WHAT YOU SHOULD DO: Make an exact copy of the entries, and keep any pictures out of it.

MATERIALS PROVIDED:
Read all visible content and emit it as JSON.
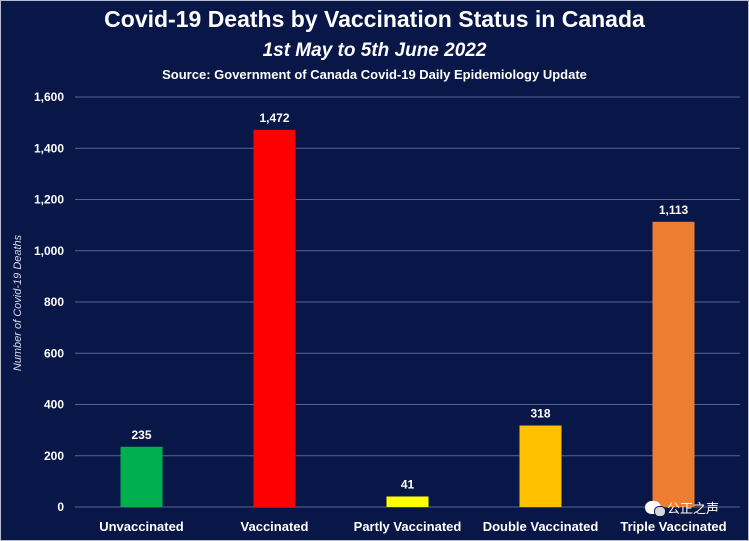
{
  "chart_data": {
    "type": "bar",
    "title": "Covid-19 Deaths by Vaccination Status in Canada",
    "subtitle": "1st May to 5th June 2022",
    "source": "Source: Government of Canada Covid-19 Daily Epidemiology Update",
    "ylabel": "Number of Covid-19 Deaths",
    "xlabel": "",
    "categories": [
      "Unvaccinated",
      "Vaccinated",
      "Partly Vaccinated",
      "Double Vaccinated",
      "Triple Vaccinated"
    ],
    "values": [
      235,
      1472,
      41,
      318,
      1113
    ],
    "data_labels": [
      "235",
      "1,472",
      "41",
      "318",
      "1,113"
    ],
    "colors": [
      "#00b050",
      "#ff0000",
      "#ffff00",
      "#ffc000",
      "#ed7d31"
    ],
    "ylim": [
      0,
      1600
    ],
    "yticks": [
      0,
      200,
      400,
      600,
      800,
      1000,
      1200,
      1400,
      1600
    ],
    "ytick_labels": [
      "0",
      "200",
      "400",
      "600",
      "800",
      "1,000",
      "1,200",
      "1,400",
      "1,600"
    ],
    "grid": true,
    "legend": "none"
  },
  "watermark": {
    "text": "公正之声",
    "icon": "wechat-icon"
  }
}
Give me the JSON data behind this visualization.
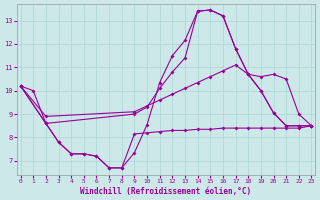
{
  "xlabel": "Windchill (Refroidissement éolien,°C)",
  "bg_color": "#cce8e8",
  "line_color": "#990099",
  "grid_color": "#aad4d4",
  "xlim": [
    -0.3,
    23.3
  ],
  "ylim": [
    6.4,
    13.7
  ],
  "xticks": [
    0,
    1,
    2,
    3,
    4,
    5,
    6,
    7,
    8,
    9,
    10,
    11,
    12,
    13,
    14,
    15,
    16,
    17,
    18,
    19,
    20,
    21,
    22,
    23
  ],
  "yticks": [
    7,
    8,
    9,
    10,
    11,
    12,
    13
  ],
  "series": [
    {
      "x": [
        0,
        1,
        2,
        3,
        4,
        5,
        6,
        7,
        8,
        9,
        10,
        11,
        12,
        13,
        14,
        15,
        16,
        17,
        18,
        19,
        20,
        21,
        22,
        23
      ],
      "y": [
        10.2,
        10.0,
        8.6,
        7.8,
        7.3,
        7.3,
        7.2,
        6.7,
        6.7,
        7.35,
        8.55,
        10.35,
        11.5,
        12.15,
        13.4,
        13.45,
        13.2,
        11.8,
        10.7,
        10.0,
        9.05,
        8.5,
        8.5,
        8.5
      ]
    },
    {
      "x": [
        0,
        2,
        9,
        10,
        11,
        12,
        13,
        14,
        15,
        16,
        17,
        18,
        19,
        20,
        21,
        22,
        23
      ],
      "y": [
        10.2,
        8.6,
        9.0,
        9.3,
        10.1,
        10.8,
        11.4,
        13.4,
        13.45,
        13.2,
        11.8,
        10.7,
        10.0,
        9.05,
        8.5,
        8.5,
        8.5
      ]
    },
    {
      "x": [
        0,
        2,
        9,
        10,
        11,
        12,
        13,
        14,
        15,
        16,
        17,
        18,
        19,
        20,
        21,
        22,
        23
      ],
      "y": [
        10.2,
        8.9,
        9.1,
        9.35,
        9.6,
        9.85,
        10.1,
        10.35,
        10.6,
        10.85,
        11.1,
        10.7,
        10.6,
        10.7,
        10.5,
        9.0,
        8.5
      ]
    },
    {
      "x": [
        0,
        2,
        3,
        4,
        5,
        6,
        7,
        8,
        9,
        10,
        11,
        12,
        13,
        14,
        15,
        16,
        17,
        18,
        19,
        20,
        21,
        22,
        23
      ],
      "y": [
        10.2,
        8.6,
        7.8,
        7.3,
        7.3,
        7.2,
        6.7,
        6.7,
        8.15,
        8.2,
        8.25,
        8.3,
        8.3,
        8.35,
        8.35,
        8.4,
        8.4,
        8.4,
        8.4,
        8.4,
        8.4,
        8.4,
        8.5
      ]
    }
  ]
}
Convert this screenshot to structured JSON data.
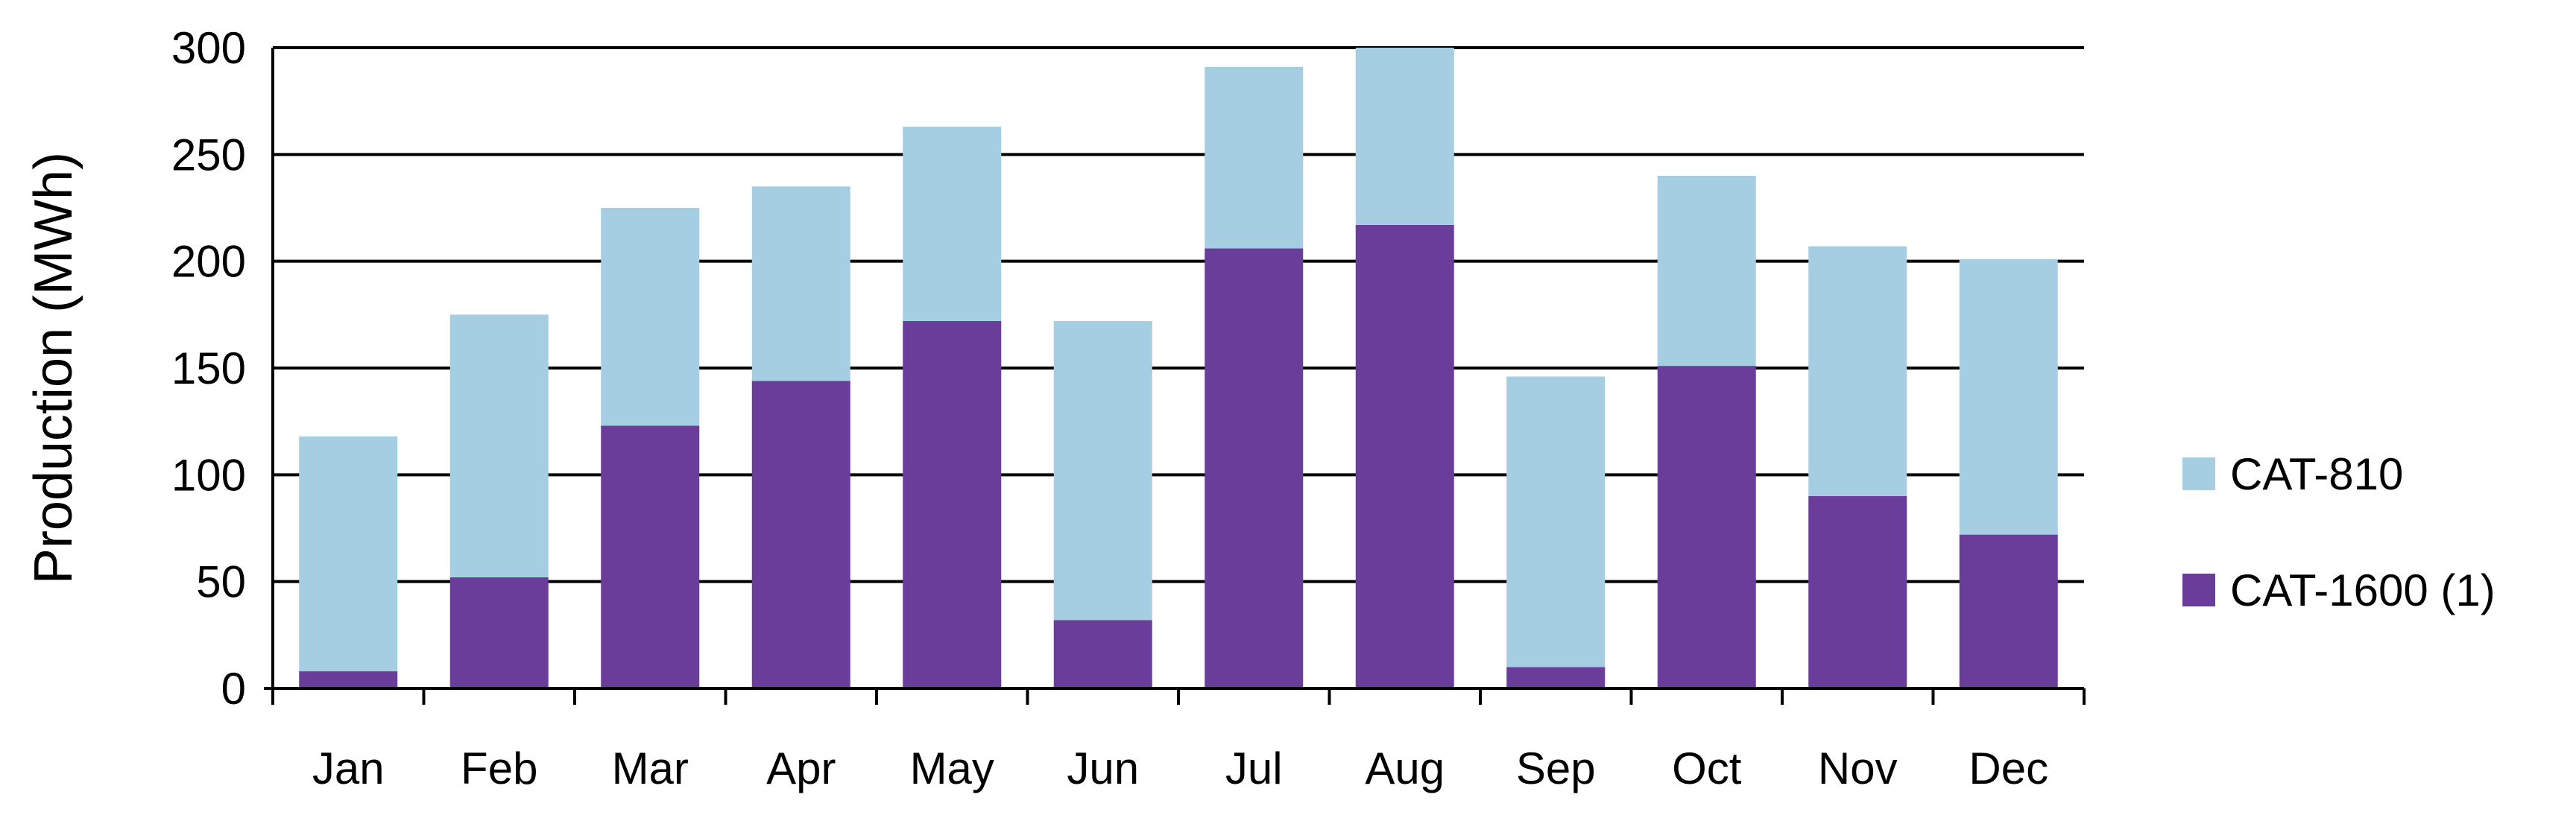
{
  "chart_data": {
    "type": "bar",
    "stacked": true,
    "title": "",
    "xlabel": "",
    "ylabel": "Production (MWh)",
    "ylim": [
      0,
      300
    ],
    "yticks": [
      0,
      50,
      100,
      150,
      200,
      250,
      300
    ],
    "grid": true,
    "legend_position": "right",
    "categories": [
      "Jan",
      "Feb",
      "Mar",
      "Apr",
      "May",
      "Jun",
      "Jul",
      "Aug",
      "Sep",
      "Oct",
      "Nov",
      "Dec"
    ],
    "series": [
      {
        "name": "CAT-1600 (1)",
        "color": "#6a3d9a",
        "values": [
          8,
          52,
          123,
          144,
          172,
          32,
          206,
          217,
          10,
          151,
          90,
          72
        ]
      },
      {
        "name": "CAT-810",
        "color": "#a6cee3",
        "values": [
          110,
          123,
          102,
          91,
          91,
          140,
          85,
          83,
          136,
          89,
          117,
          129
        ]
      }
    ],
    "legend_order": [
      "CAT-810",
      "CAT-1600 (1)"
    ]
  }
}
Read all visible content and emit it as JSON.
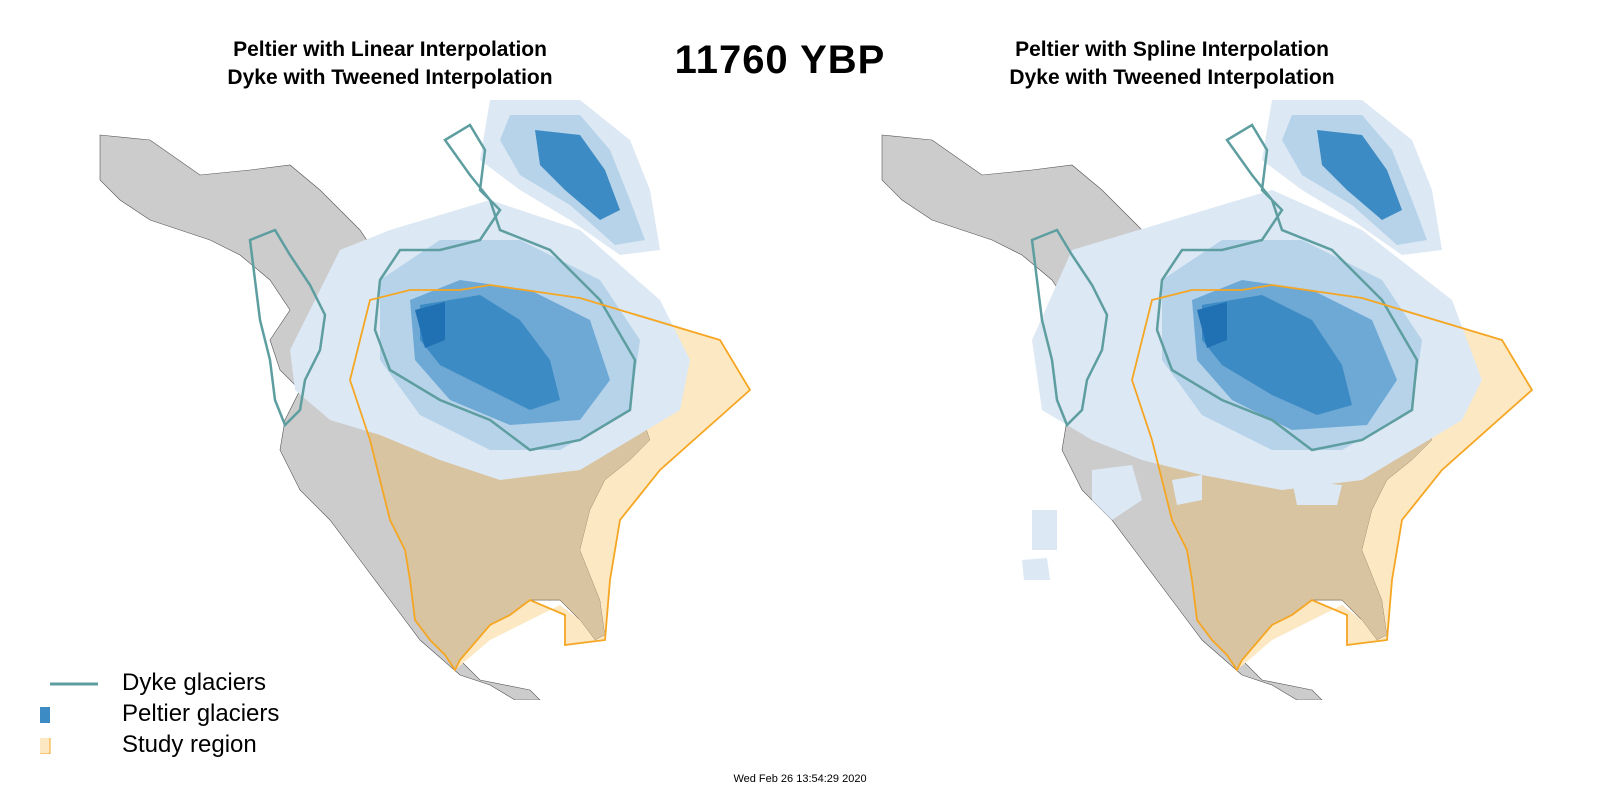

EXPECTED ANSWER:
Read all visible content and emit it as JSON.
{
  "chart_data": {
    "type": "bar",
    "title": "Covid-19 Deaths by Vaccination Status in Canada",
    "subtitle": "1st May to 5th June 2022",
    "source": "Source: Government of Canada Covid-19 Daily Epidemiology Update",
    "ylabel": "Number of Covid-19 Deaths",
    "xlabel": "",
    "categories": [
      "Unvaccinated",
      "Vaccinated",
      "Partly Vaccinated",
      "Double Vaccinated",
      "Triple Vaccinated"
    ],
    "values": [
      235,
      1472,
      41,
      318,
      1113
    ],
    "data_labels": [
      "235",
      "1,472",
      "41",
      "318",
      "1,113"
    ],
    "colors": [
      "#00b050",
      "#ff0000",
      "#ffff00",
      "#ffc000",
      "#ed7d31"
    ],
    "ylim": [
      0,
      1600
    ],
    "yticks": [
      0,
      200,
      400,
      600,
      800,
      1000,
      1200,
      1400,
      1600
    ],
    "ytick_labels": [
      "0",
      "200",
      "400",
      "600",
      "800",
      "1,000",
      "1,200",
      "1,400",
      "1,600"
    ],
    "grid": true,
    "legend": "none"
  },
  "watermark": {
    "text": "公正之声",
    "icon": "wechat-icon"
  }
}
Give me the JSON data behind this visualization.
{
  "xlabel": "Windchill (Refroidissement éolien,°C)",
  "bg_color": "#cce8e8",
  "line_color": "#990099",
  "grid_color": "#aad4d4",
  "xlim": [
    -0.3,
    23.3
  ],
  "ylim": [
    6.4,
    13.7
  ],
  "xticks": [
    0,
    1,
    2,
    3,
    4,
    5,
    6,
    7,
    8,
    9,
    10,
    11,
    12,
    13,
    14,
    15,
    16,
    17,
    18,
    19,
    20,
    21,
    22,
    23
  ],
  "yticks": [
    7,
    8,
    9,
    10,
    11,
    12,
    13
  ],
  "series": [
    {
      "x": [
        0,
        1,
        2,
        3,
        4,
        5,
        6,
        7,
        8,
        9,
        10,
        11,
        12,
        13,
        14,
        15,
        16,
        17,
        18,
        19,
        20,
        21,
        22,
        23
      ],
      "y": [
        10.2,
        10.0,
        8.6,
        7.8,
        7.3,
        7.3,
        7.2,
        6.7,
        6.7,
        7.35,
        8.55,
        10.35,
        11.5,
        12.15,
        13.4,
        13.45,
        13.2,
        11.8,
        10.7,
        10.0,
        9.05,
        8.5,
        8.5,
        8.5
      ]
    },
    {
      "x": [
        0,
        2,
        9,
        10,
        11,
        12,
        13,
        14,
        15,
        16,
        17,
        18,
        19,
        20,
        21,
        22,
        23
      ],
      "y": [
        10.2,
        8.6,
        9.0,
        9.3,
        10.1,
        10.8,
        11.4,
        13.4,
        13.45,
        13.2,
        11.8,
        10.7,
        10.0,
        9.05,
        8.5,
        8.5,
        8.5
      ]
    },
    {
      "x": [
        0,
        2,
        9,
        10,
        11,
        12,
        13,
        14,
        15,
        16,
        17,
        18,
        19,
        20,
        21,
        22,
        23
      ],
      "y": [
        10.2,
        8.9,
        9.1,
        9.35,
        9.6,
        9.85,
        10.1,
        10.35,
        10.6,
        10.85,
        11.1,
        10.7,
        10.6,
        10.7,
        10.5,
        9.0,
        8.5
      ]
    },
    {
      "x": [
        0,
        2,
        3,
        4,
        5,
        6,
        7,
        8,
        9,
        10,
        11,
        12,
        13,
        14,
        15,
        16,
        17,
        18,
        19,
        20,
        21,
        22,
        23
      ],
      "y": [
        10.2,
        8.6,
        7.8,
        7.3,
        7.3,
        7.2,
        6.7,
        6.7,
        8.15,
        8.2,
        8.25,
        8.3,
        8.3,
        8.35,
        8.35,
        8.4,
        8.4,
        8.4,
        8.4,
        8.4,
        8.4,
        8.4,
        8.5
      ]
    }
  ]
}
Convert this screenshot to structured JSON data.
{
  "chart_data": {
    "type": "bar",
    "stacked": true,
    "title": "",
    "xlabel": "",
    "ylabel": "Production (MWh)",
    "ylim": [
      0,
      300
    ],
    "yticks": [
      0,
      50,
      100,
      150,
      200,
      250,
      300
    ],
    "grid": true,
    "legend_position": "right",
    "categories": [
      "Jan",
      "Feb",
      "Mar",
      "Apr",
      "May",
      "Jun",
      "Jul",
      "Aug",
      "Sep",
      "Oct",
      "Nov",
      "Dec"
    ],
    "series": [
      {
        "name": "CAT-1600 (1)",
        "color": "#6a3d9a",
        "values": [
          8,
          52,
          123,
          144,
          172,
          32,
          206,
          217,
          10,
          151,
          90,
          72
        ]
      },
      {
        "name": "CAT-810",
        "color": "#a6cee3",
        "values": [
          110,
          123,
          102,
          91,
          91,
          140,
          85,
          83,
          136,
          89,
          117,
          129
        ]
      }
    ],
    "legend_order": [
      "CAT-810",
      "CAT-1600 (1)"
    ]
  }
}
Read all visible content and emit it as JSON.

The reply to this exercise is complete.